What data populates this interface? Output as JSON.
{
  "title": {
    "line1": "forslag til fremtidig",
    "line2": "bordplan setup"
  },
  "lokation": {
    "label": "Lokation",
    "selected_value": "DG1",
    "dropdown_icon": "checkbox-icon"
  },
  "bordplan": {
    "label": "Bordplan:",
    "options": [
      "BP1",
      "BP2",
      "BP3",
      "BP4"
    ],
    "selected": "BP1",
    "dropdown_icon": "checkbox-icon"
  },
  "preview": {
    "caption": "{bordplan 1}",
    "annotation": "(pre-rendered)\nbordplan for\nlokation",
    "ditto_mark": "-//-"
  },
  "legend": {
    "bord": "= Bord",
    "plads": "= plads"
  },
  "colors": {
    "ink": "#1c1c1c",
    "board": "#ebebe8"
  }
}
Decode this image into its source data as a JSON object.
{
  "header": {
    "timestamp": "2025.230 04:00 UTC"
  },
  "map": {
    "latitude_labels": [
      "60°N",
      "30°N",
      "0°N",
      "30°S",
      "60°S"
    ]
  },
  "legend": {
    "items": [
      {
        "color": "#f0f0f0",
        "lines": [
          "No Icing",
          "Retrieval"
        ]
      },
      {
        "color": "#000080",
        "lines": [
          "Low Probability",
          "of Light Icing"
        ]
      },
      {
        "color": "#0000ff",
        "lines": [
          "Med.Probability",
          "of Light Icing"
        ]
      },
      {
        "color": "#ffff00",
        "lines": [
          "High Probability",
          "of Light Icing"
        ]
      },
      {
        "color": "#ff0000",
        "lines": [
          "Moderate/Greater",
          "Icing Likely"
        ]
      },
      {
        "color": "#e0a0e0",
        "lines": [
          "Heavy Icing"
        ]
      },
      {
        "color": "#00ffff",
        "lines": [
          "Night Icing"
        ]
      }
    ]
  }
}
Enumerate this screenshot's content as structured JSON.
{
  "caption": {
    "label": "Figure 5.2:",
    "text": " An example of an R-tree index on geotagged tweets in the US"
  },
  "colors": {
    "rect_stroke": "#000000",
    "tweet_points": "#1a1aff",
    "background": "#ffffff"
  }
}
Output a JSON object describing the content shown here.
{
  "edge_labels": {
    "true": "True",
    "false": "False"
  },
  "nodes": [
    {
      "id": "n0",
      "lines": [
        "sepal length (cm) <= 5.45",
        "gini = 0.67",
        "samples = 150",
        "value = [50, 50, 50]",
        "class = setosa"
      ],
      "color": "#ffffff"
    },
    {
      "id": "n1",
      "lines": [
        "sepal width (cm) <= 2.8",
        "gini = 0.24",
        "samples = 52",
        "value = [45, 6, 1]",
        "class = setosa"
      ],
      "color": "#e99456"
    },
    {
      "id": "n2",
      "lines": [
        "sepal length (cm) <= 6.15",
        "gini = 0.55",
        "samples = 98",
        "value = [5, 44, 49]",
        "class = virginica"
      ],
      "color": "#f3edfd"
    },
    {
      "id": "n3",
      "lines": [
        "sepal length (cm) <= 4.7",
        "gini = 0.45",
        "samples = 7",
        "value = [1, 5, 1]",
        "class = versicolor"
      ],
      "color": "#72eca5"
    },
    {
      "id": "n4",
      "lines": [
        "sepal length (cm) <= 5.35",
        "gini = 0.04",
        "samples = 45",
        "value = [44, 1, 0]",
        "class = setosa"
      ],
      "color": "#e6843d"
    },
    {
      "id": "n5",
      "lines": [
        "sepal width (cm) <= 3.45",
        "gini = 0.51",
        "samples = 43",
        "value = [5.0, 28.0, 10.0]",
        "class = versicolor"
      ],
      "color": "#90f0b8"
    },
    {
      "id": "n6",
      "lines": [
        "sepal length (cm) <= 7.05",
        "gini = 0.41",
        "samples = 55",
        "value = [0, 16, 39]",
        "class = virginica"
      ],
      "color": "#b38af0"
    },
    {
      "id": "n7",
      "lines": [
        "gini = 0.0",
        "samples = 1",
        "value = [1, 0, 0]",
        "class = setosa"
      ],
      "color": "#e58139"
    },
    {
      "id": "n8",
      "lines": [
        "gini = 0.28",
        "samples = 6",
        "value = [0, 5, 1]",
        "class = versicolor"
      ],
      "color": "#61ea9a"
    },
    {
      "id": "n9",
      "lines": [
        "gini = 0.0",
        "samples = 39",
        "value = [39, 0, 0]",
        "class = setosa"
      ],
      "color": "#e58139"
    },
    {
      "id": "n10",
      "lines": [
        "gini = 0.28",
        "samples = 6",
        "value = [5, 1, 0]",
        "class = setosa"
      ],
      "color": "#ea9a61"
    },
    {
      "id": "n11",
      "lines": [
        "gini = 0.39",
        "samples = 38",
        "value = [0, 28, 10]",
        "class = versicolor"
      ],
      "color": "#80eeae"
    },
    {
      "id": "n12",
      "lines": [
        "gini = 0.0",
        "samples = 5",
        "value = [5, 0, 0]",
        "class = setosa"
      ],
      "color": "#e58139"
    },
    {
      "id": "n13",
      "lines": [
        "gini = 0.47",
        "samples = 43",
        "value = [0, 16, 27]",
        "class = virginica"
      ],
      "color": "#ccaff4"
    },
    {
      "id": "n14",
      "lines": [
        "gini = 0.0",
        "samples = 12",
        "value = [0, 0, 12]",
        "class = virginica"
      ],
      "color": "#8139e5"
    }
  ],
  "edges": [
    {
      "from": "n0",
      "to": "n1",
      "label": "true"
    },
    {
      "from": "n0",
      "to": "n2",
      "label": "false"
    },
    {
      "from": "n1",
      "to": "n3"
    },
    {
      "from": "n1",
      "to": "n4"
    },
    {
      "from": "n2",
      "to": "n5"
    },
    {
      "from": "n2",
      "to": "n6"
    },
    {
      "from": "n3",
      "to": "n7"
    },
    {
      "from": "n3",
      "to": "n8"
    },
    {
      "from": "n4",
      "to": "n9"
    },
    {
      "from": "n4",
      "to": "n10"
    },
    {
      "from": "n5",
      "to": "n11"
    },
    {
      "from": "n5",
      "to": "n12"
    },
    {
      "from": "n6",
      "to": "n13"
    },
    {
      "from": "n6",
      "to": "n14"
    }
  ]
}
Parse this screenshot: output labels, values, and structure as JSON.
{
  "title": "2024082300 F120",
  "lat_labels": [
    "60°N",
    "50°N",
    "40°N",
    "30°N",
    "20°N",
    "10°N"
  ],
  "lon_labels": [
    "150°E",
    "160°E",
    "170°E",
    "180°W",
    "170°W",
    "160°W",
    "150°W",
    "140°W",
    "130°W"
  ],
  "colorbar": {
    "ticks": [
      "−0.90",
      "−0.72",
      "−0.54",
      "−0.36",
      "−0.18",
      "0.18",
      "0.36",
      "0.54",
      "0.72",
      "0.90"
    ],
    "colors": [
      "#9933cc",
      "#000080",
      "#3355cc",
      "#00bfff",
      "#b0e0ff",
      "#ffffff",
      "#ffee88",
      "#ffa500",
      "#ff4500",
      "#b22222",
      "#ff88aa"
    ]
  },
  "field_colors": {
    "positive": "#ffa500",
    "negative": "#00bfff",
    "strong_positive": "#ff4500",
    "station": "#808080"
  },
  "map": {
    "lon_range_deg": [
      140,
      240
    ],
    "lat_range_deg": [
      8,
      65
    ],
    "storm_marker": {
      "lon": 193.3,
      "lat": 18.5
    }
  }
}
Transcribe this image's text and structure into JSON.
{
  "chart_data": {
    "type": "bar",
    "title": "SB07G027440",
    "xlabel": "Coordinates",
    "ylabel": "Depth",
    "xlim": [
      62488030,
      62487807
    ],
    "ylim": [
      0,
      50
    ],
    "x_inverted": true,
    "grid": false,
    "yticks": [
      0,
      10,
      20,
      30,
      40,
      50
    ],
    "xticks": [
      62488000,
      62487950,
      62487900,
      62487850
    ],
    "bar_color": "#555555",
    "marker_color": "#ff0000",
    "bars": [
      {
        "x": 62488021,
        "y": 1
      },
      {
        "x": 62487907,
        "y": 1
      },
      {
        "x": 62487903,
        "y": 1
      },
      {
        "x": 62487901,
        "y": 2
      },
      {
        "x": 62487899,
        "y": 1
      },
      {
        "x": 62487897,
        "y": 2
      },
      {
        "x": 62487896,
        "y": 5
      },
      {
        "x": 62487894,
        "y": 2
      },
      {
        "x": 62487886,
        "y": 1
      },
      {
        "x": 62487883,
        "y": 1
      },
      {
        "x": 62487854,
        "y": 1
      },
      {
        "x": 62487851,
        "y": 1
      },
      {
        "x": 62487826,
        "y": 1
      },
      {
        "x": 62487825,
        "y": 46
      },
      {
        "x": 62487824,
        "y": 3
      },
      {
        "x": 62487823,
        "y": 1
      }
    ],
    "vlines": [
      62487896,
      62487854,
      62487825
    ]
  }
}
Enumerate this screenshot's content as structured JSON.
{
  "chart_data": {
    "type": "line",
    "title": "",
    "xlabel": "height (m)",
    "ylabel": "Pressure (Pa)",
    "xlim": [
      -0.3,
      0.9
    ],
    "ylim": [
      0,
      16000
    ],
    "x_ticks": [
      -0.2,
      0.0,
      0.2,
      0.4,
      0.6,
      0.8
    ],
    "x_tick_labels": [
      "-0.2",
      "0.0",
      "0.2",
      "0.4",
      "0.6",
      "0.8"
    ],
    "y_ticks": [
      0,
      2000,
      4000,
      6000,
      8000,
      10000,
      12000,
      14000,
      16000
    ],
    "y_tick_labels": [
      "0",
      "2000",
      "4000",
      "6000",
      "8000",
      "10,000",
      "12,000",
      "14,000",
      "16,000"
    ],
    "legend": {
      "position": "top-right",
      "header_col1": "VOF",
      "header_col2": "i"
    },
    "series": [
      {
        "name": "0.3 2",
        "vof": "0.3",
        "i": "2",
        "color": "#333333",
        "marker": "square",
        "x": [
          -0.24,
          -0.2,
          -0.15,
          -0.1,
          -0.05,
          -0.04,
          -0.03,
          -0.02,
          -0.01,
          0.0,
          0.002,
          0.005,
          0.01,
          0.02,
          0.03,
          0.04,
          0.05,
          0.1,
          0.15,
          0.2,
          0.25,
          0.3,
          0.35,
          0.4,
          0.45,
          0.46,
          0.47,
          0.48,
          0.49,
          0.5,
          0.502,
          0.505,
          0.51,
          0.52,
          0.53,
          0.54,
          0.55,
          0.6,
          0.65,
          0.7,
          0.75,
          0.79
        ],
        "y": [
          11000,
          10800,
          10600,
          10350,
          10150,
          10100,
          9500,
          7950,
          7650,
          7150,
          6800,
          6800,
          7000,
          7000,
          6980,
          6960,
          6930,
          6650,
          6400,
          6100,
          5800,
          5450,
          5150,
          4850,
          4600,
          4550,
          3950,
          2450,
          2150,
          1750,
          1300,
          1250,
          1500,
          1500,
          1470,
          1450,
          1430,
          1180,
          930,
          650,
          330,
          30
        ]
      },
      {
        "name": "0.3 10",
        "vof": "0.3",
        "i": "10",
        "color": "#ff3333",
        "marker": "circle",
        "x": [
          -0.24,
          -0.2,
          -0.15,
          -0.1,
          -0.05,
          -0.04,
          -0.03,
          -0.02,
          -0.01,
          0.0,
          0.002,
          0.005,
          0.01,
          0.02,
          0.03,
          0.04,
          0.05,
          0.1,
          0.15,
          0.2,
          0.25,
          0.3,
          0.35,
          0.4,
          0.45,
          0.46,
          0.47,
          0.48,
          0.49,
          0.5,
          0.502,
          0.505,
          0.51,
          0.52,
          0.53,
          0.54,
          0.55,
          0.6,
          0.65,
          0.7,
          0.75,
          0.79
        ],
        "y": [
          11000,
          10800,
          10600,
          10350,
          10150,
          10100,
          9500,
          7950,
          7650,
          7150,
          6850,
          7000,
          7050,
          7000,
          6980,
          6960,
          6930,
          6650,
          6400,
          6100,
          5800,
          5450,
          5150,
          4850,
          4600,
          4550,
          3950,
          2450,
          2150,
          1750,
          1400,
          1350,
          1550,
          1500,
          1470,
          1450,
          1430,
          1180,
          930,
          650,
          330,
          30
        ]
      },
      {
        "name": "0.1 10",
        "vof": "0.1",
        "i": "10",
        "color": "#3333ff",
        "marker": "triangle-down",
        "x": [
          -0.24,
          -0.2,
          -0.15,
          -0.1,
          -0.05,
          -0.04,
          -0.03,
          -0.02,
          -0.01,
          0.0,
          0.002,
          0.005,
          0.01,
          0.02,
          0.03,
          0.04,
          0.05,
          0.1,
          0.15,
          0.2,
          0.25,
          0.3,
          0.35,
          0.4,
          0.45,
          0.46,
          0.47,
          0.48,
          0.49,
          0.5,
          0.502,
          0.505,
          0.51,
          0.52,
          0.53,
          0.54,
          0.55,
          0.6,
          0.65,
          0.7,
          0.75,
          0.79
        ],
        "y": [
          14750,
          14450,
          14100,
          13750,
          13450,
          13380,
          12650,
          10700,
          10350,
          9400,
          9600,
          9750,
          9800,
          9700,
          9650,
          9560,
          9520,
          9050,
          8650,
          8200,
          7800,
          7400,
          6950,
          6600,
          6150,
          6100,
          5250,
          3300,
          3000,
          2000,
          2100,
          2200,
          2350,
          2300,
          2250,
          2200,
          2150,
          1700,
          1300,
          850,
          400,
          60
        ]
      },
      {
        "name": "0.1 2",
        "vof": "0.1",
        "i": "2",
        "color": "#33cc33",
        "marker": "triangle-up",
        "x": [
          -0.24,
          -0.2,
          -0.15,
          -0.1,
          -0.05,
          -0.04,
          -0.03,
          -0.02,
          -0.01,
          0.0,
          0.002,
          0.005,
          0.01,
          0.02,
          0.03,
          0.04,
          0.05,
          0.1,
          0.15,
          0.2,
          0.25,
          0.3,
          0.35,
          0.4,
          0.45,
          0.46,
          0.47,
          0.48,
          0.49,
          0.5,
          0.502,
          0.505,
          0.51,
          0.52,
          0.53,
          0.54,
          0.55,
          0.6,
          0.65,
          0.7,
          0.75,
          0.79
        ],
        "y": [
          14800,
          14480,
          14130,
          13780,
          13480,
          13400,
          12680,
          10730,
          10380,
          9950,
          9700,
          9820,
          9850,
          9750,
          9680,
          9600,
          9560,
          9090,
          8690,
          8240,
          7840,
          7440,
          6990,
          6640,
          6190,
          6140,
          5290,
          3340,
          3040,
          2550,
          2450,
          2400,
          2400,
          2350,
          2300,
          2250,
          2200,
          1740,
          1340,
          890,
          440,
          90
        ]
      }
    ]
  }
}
☆ ☆ ☆ ☆ ☆ ☆ ☆
Pick out each line containing the string "image" and copy it.

### REPLY TO THE EXERCISE
Decode this image into its source data as a JSON object.
Transcribe this image's text and structure into JSON.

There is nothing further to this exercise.